EXERCISE DETAILS: Copy every line of the entries that includes the word "Hoàng".

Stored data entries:
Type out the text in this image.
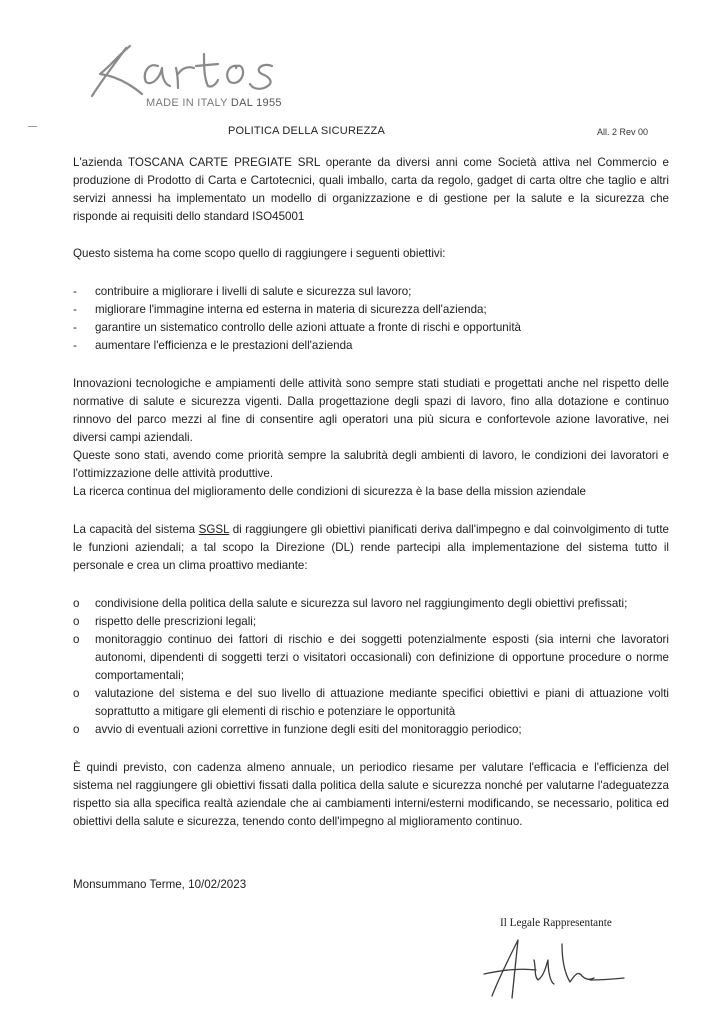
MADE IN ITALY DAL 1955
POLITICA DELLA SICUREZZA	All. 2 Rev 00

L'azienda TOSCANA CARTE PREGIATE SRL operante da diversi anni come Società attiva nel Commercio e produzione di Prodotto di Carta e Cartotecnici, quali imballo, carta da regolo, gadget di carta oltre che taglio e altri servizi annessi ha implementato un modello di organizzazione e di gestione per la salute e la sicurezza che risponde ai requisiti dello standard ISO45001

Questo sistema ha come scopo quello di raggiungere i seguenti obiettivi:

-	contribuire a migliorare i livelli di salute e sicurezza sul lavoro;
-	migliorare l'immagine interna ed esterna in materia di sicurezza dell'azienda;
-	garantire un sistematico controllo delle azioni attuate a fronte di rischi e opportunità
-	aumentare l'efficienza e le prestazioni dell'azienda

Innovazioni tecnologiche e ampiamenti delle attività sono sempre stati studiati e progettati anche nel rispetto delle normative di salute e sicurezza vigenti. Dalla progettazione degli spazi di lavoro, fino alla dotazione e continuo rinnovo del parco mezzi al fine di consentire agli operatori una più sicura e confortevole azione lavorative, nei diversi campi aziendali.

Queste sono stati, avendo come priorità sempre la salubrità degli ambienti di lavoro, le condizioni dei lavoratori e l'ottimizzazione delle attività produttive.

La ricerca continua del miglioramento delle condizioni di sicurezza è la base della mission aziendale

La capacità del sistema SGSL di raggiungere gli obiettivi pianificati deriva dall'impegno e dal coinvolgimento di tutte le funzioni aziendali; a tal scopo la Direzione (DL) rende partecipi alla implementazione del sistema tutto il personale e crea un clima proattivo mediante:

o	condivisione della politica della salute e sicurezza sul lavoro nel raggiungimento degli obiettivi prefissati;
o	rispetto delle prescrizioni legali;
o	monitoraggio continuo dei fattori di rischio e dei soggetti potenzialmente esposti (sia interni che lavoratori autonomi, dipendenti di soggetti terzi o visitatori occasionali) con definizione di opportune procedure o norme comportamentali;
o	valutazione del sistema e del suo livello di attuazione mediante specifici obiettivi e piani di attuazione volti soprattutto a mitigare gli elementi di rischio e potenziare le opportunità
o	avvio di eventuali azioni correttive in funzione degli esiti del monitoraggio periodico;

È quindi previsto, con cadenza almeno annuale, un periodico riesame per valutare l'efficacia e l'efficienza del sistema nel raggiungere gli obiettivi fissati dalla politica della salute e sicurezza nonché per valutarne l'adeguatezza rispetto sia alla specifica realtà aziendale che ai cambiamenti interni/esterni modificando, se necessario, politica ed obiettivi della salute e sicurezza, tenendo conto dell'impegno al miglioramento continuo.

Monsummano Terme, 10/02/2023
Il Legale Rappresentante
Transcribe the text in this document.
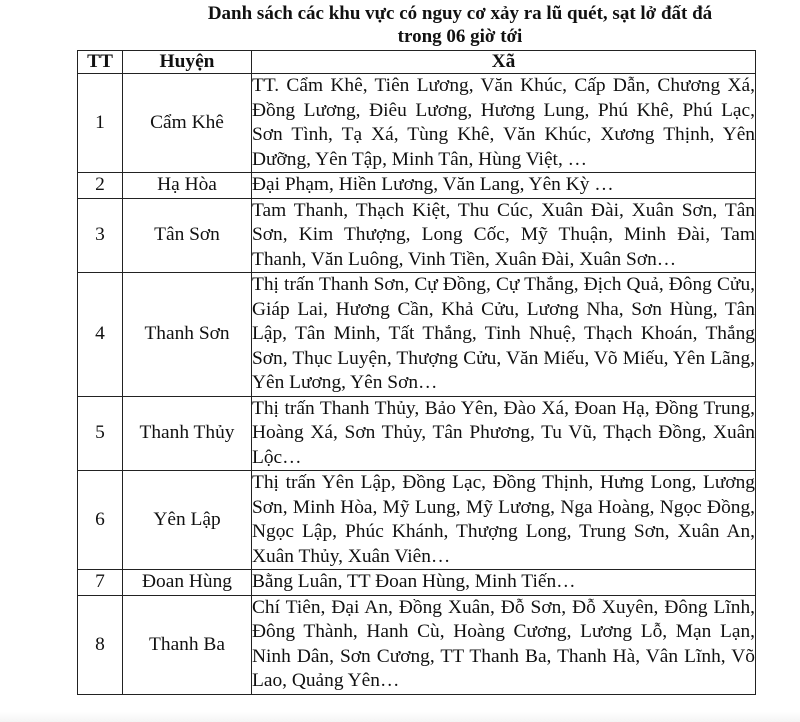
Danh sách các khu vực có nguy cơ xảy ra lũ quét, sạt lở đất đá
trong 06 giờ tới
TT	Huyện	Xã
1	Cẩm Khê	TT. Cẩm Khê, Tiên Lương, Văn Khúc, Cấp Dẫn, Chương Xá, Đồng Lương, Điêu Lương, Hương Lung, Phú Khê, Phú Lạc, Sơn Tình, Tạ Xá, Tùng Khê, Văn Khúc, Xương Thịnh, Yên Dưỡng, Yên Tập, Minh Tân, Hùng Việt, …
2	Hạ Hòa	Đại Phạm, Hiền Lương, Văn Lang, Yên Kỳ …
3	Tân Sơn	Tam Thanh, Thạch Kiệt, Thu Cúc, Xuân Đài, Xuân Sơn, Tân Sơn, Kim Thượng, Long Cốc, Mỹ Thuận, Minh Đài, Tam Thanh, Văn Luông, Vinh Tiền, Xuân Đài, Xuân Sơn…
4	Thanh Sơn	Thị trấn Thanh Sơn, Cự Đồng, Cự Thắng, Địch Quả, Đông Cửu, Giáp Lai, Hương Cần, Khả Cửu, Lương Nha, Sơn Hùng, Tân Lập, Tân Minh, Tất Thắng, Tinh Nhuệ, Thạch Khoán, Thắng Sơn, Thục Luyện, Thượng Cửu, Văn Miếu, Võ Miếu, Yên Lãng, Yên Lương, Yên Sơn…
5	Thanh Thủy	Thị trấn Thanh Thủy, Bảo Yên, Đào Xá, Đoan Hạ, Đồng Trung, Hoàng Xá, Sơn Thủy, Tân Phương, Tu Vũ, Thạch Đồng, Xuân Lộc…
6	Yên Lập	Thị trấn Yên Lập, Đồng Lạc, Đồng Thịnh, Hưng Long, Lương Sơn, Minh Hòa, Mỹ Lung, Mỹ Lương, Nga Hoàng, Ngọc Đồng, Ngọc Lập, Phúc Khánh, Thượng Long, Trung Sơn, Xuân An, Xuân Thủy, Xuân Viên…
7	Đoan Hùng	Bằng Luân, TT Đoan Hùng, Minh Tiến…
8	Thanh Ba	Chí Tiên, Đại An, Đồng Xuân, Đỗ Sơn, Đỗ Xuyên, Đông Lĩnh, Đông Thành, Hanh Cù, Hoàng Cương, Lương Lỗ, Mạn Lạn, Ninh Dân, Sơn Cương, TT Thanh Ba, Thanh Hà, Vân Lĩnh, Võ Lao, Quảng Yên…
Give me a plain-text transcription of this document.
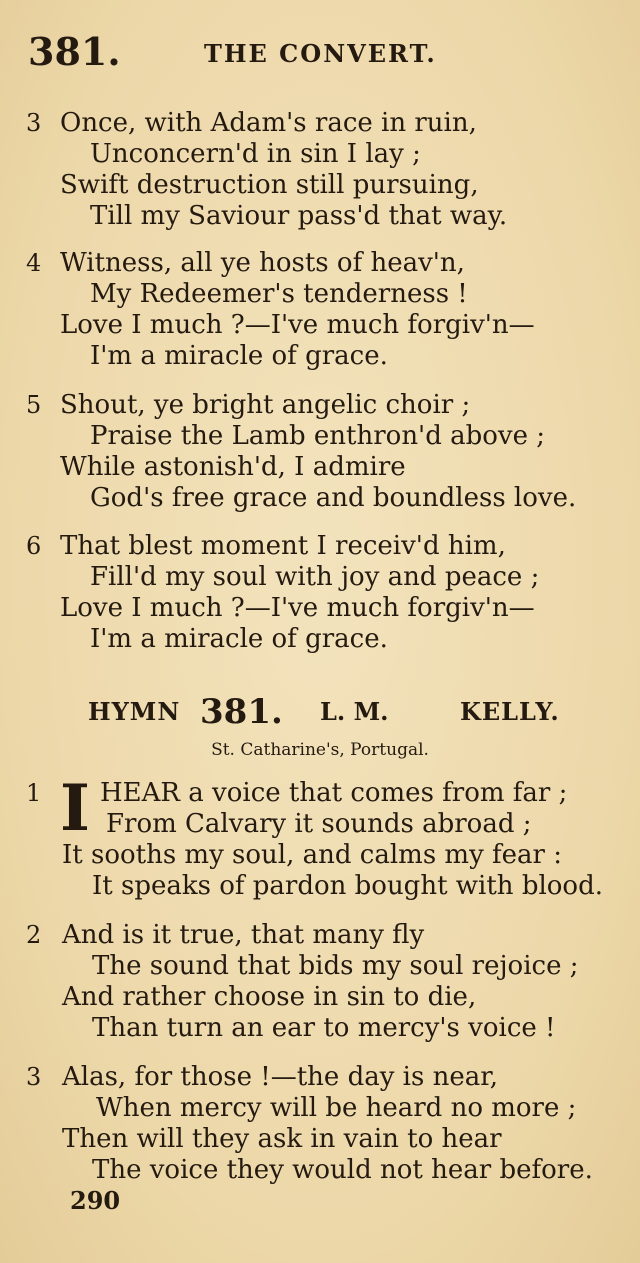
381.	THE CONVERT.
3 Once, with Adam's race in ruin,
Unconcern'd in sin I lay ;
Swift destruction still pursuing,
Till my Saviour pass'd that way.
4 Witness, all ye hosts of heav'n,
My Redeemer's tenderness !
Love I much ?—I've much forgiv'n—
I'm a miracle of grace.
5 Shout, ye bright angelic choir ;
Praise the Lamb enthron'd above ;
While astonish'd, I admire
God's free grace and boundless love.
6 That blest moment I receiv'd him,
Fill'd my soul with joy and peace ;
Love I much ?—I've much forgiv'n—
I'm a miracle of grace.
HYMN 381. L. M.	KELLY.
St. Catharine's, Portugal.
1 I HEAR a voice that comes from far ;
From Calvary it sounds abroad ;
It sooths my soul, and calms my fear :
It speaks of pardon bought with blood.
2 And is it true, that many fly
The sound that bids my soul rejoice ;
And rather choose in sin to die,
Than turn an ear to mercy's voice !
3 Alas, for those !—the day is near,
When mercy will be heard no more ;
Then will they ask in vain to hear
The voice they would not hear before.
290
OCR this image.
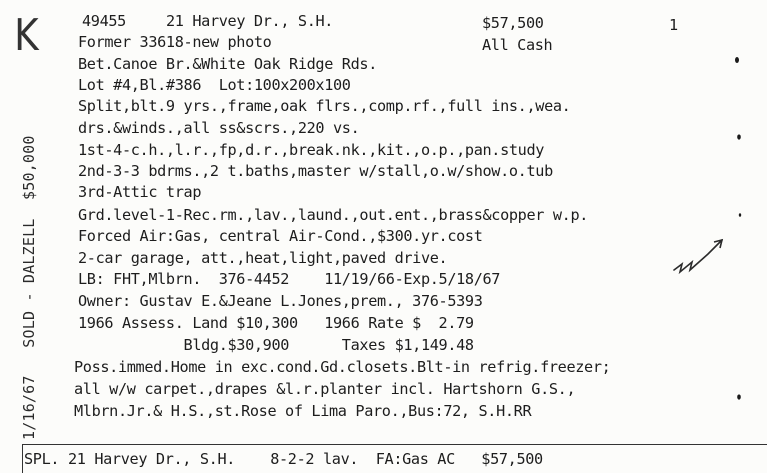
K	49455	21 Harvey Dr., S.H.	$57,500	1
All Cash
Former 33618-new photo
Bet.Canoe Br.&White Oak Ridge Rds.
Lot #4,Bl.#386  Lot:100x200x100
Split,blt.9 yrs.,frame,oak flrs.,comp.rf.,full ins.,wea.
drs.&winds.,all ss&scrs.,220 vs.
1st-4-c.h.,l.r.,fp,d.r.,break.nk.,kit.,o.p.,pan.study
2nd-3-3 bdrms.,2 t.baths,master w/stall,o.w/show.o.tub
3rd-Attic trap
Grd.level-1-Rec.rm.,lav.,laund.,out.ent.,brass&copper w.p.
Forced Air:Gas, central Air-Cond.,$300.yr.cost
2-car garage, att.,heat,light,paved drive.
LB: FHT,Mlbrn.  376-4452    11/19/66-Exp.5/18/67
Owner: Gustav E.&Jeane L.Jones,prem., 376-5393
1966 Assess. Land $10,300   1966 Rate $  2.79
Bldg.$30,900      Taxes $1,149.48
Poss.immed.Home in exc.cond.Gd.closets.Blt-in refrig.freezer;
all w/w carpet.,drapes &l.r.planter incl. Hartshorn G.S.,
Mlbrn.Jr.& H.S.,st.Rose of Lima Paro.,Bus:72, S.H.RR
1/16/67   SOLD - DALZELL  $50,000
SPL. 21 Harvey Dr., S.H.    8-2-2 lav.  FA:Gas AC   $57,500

RESPONSE TO THIS TASK:
5	Thanh Thủy	Thị trấn Thanh Thủy, Bảo Yên, Đào Xá, Đoan Hạ, Đồng Trung, Hoàng Xá, Sơn Thủy, Tân Phương, Tu Vũ, Thạch Đồng, Xuân Lộc…
6	Yên Lập	Thị trấn Yên Lập, Đồng Lạc, Đồng Thịnh, Hưng Long, Lương Sơn, Minh Hòa, Mỹ Lung, Mỹ Lương, Nga Hoàng, Ngọc Đồng, Ngọc Lập, Phúc Khánh, Thượng Long, Trung Sơn, Xuân An, Xuân Thủy, Xuân Viên…
8	Thanh Ba	Chí Tiên, Đại An, Đồng Xuân, Đỗ Sơn, Đỗ Xuyên, Đông Lĩnh, Đông Thành, Hanh Cù, Hoàng Cương, Lương Lỗ, Mạn Lạn, Ninh Dân, Sơn Cương, TT Thanh Ba, Thanh Hà, Vân Lĩnh, Võ Lao, Quảng Yên…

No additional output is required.